WHAT TO PRODUCE
Can you write out everything from the line containing "Output each element" down to the line containing "collab-icon (118, 51, 130, 64)", swapping "SampleScene" for "MainScene" and leaving the rest unchanged? Omit the picture.

DATASET EXTRACT

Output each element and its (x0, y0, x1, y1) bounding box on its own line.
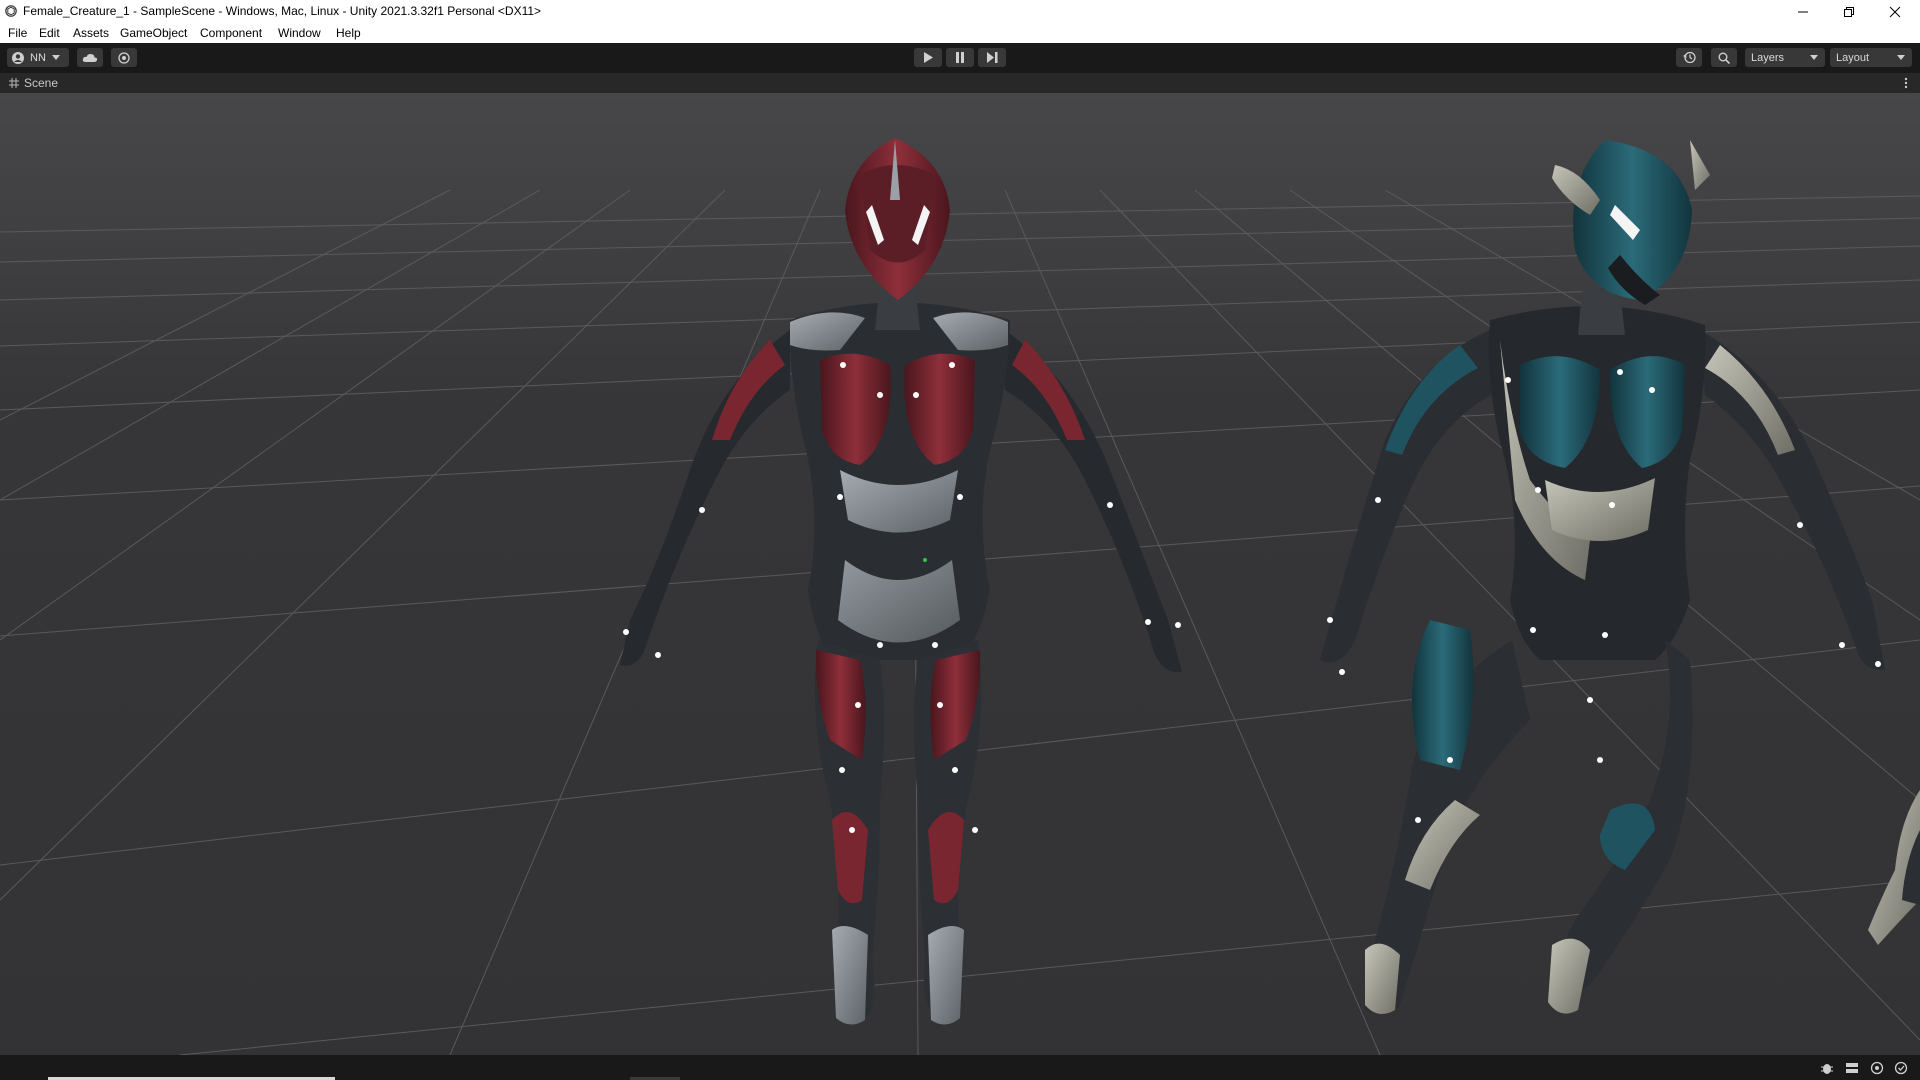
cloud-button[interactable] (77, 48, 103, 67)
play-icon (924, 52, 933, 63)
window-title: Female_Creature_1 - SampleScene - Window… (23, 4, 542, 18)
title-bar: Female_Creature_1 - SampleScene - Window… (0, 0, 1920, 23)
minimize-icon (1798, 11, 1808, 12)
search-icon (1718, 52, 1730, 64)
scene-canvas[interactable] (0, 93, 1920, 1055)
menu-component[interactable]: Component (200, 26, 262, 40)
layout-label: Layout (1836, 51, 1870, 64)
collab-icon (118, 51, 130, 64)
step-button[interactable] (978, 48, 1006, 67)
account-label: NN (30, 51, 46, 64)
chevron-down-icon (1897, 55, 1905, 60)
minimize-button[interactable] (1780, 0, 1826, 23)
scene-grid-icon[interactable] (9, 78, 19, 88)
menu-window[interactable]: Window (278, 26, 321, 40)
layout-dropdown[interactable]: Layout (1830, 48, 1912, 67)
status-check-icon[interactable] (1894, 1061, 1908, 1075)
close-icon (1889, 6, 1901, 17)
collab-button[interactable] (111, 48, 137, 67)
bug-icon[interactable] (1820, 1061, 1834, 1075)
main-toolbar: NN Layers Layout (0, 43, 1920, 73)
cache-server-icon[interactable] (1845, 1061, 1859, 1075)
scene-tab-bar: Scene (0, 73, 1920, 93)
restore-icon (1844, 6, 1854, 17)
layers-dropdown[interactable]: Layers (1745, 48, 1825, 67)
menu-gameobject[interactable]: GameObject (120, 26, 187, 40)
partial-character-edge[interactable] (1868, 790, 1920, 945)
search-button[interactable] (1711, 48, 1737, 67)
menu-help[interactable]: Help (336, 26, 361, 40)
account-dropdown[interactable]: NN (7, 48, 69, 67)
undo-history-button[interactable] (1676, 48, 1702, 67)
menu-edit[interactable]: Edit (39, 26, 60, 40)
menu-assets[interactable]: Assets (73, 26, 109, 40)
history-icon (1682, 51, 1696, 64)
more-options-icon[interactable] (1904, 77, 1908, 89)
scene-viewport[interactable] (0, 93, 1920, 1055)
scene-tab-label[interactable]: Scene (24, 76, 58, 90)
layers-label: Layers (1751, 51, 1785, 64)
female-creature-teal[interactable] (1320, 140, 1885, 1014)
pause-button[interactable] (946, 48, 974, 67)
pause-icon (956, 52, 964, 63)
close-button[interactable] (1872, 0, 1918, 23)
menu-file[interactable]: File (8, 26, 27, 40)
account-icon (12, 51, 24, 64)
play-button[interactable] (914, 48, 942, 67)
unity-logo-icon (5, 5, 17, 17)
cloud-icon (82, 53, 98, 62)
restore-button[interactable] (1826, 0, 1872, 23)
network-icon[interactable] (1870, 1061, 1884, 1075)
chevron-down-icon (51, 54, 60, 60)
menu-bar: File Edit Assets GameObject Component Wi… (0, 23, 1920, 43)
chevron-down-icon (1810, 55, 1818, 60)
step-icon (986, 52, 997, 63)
* * *
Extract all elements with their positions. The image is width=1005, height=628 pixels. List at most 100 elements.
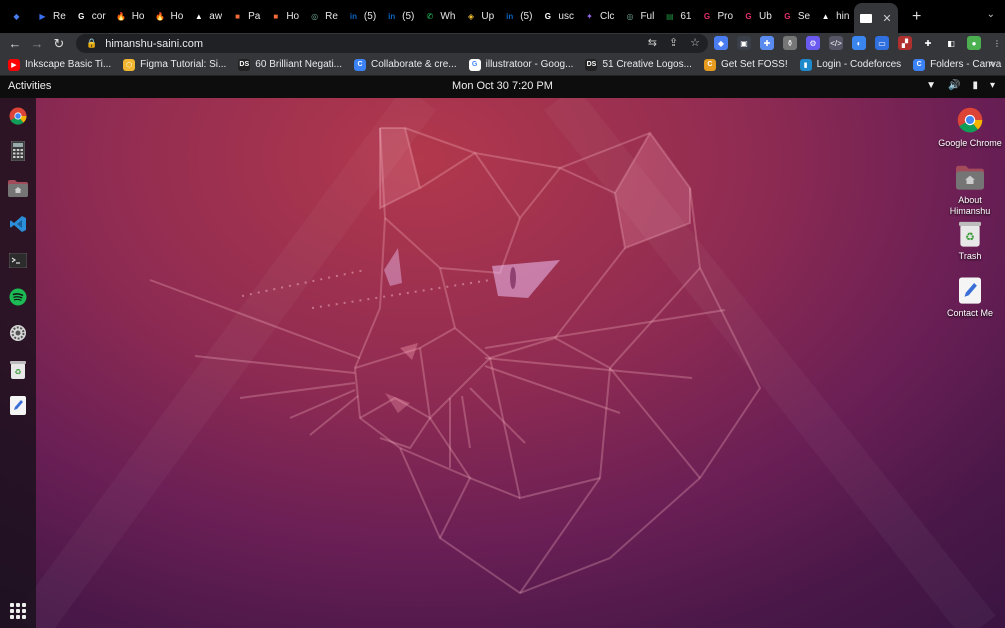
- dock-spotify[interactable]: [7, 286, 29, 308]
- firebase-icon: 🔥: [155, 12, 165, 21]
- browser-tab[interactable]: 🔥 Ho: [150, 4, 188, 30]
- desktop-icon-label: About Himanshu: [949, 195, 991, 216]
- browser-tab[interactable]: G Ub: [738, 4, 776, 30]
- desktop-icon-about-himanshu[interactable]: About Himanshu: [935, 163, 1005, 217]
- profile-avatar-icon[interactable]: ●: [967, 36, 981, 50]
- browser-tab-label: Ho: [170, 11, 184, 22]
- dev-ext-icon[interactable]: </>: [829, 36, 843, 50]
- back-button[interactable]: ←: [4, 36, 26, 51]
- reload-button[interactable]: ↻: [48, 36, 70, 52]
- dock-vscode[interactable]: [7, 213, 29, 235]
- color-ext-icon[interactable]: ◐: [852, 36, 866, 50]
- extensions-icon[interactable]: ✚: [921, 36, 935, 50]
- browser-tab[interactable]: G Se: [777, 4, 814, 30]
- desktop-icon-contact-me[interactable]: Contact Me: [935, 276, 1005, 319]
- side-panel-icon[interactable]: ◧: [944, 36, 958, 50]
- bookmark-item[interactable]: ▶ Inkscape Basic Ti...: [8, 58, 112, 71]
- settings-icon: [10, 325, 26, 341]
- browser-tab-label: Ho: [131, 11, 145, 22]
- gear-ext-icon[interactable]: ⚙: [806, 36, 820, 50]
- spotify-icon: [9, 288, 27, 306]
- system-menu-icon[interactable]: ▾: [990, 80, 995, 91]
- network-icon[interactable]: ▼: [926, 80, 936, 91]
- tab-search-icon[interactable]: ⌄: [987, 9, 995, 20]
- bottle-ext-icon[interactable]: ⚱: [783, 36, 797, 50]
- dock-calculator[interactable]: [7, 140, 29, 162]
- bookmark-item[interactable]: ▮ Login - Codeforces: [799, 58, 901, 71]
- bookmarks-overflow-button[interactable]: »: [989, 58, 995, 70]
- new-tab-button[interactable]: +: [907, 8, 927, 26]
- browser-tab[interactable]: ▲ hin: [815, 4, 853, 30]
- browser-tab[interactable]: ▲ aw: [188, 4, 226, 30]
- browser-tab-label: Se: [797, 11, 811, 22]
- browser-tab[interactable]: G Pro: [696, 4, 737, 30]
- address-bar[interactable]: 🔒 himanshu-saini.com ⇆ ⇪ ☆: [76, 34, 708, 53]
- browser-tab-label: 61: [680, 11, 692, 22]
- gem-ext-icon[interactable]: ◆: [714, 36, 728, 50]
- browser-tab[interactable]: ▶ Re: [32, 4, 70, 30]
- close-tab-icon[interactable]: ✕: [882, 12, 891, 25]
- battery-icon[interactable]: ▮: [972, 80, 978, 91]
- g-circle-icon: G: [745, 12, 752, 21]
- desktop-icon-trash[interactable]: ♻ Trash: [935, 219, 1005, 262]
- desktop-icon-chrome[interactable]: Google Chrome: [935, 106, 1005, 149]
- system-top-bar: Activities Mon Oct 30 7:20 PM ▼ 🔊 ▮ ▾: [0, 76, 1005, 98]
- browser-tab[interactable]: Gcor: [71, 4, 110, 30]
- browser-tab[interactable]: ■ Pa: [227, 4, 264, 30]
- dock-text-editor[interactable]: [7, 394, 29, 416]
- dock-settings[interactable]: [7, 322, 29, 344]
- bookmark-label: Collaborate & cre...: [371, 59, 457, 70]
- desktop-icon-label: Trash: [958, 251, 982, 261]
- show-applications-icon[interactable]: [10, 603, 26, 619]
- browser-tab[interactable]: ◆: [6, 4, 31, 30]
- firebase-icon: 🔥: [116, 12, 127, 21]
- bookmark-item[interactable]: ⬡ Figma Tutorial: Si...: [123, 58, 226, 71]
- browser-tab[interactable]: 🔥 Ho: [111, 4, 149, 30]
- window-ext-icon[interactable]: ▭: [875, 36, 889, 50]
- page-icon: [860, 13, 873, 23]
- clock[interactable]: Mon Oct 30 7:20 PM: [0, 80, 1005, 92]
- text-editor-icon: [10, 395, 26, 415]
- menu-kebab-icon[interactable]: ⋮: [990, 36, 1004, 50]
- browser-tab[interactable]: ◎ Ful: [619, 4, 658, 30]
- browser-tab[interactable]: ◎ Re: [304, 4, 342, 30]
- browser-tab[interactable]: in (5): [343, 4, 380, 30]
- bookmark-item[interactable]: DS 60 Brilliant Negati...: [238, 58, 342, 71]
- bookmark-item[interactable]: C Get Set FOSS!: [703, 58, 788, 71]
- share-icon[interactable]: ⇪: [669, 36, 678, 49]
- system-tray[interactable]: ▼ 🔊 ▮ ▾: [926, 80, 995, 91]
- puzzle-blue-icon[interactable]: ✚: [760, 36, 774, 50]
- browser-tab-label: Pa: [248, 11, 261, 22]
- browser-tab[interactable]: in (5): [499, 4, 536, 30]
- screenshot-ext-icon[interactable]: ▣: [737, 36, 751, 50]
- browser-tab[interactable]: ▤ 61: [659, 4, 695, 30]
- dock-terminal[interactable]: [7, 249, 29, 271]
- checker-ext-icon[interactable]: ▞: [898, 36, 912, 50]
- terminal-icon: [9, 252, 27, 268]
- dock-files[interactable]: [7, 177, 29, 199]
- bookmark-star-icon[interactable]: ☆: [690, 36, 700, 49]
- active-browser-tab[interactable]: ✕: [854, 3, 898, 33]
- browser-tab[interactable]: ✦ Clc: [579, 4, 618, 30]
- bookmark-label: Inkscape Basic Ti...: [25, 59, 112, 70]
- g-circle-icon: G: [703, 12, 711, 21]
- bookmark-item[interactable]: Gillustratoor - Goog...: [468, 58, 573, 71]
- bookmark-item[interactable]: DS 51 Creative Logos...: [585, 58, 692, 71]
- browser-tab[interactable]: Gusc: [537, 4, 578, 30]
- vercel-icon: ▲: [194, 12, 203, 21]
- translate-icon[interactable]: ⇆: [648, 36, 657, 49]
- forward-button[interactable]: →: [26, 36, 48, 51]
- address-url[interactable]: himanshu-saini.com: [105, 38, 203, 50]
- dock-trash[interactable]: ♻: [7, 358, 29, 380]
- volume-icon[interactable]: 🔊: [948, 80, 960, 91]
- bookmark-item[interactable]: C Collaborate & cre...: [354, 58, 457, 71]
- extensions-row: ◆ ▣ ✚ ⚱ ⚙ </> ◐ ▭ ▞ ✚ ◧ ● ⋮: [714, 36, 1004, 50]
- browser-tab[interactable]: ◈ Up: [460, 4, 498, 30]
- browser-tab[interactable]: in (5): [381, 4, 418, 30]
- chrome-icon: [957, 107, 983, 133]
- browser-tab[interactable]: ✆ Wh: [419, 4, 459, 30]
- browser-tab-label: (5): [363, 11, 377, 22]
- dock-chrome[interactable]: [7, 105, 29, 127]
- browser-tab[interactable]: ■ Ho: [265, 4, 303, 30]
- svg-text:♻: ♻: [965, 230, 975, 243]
--
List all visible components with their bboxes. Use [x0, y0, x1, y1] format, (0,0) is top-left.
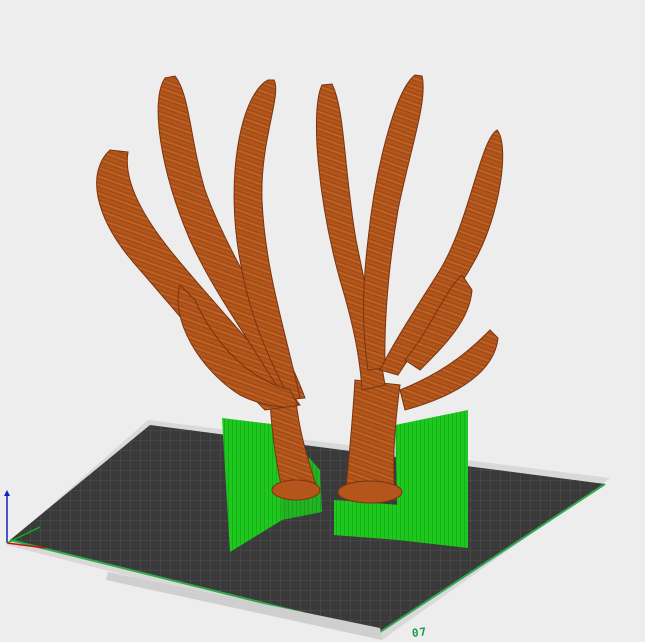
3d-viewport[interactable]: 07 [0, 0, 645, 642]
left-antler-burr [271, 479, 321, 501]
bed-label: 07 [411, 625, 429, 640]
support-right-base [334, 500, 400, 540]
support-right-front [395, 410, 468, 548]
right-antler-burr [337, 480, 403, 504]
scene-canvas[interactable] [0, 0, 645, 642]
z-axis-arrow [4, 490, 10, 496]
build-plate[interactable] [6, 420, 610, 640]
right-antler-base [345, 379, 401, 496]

REPLY TO THE EXERCISE
Output each element and its (x0, y0, x1, y1) bounding box on its own line.
cloud-button[interactable] (77, 48, 103, 67)
play-icon (924, 52, 933, 63)
window-title: Female_Creature_1 - MainScene - Window… (23, 4, 542, 18)
title-bar: Female_Creature_1 - MainScene - Window… (0, 0, 1920, 23)
minimize-icon (1798, 11, 1808, 12)
search-icon (1718, 52, 1730, 64)
scene-canvas[interactable] (0, 93, 1920, 1055)
menu-component[interactable]: Component (200, 26, 262, 40)
layout-label: Layout (1836, 51, 1870, 64)
collab-icon (118, 51, 130, 64)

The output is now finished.